EXERCISE AIM:
Look for "xlabel" in each line of the entries, and return the matching lines.

PROVIDED MATERIAL:
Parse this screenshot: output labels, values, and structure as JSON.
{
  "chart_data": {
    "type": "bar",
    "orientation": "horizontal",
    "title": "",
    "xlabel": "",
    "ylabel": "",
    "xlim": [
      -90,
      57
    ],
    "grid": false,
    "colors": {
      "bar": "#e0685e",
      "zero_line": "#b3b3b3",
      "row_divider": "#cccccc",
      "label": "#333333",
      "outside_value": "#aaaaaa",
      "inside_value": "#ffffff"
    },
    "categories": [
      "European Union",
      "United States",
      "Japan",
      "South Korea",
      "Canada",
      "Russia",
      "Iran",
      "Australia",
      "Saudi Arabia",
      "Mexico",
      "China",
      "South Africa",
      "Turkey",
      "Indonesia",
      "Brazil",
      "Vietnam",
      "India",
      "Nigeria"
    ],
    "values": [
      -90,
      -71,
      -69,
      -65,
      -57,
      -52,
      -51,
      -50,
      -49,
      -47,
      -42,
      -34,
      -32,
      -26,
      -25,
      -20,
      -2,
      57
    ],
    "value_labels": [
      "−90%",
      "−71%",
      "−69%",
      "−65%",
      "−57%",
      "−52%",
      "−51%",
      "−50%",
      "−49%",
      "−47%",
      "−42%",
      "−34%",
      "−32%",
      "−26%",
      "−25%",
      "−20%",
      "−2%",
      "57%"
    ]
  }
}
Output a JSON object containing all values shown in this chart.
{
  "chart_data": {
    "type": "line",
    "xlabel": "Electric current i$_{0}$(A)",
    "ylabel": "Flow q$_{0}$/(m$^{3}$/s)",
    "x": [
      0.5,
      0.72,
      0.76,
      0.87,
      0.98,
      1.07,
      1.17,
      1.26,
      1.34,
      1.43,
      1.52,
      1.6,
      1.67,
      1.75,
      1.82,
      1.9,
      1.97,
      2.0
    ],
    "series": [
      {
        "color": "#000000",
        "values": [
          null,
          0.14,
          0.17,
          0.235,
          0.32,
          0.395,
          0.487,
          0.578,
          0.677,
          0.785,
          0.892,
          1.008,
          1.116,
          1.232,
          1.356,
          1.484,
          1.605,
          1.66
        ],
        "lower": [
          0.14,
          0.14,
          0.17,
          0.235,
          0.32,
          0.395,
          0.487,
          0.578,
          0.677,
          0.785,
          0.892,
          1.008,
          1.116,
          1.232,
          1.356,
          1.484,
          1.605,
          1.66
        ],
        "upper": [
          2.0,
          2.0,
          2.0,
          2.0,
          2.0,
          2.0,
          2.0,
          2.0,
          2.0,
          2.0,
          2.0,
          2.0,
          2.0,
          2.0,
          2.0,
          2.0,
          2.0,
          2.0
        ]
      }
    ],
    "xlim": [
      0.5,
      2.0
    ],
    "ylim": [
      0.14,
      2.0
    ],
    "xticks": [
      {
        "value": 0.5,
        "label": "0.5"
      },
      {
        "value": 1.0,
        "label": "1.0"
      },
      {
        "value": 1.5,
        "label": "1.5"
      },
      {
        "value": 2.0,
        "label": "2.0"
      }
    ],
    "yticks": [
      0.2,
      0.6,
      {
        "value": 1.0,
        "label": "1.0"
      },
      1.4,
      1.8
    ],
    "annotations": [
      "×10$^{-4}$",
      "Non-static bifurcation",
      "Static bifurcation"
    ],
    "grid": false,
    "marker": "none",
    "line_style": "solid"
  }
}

ANSWER TO THE TASK:
    "xlabel": "",
    "xlabel": "Electric current i$_{0}$(A)",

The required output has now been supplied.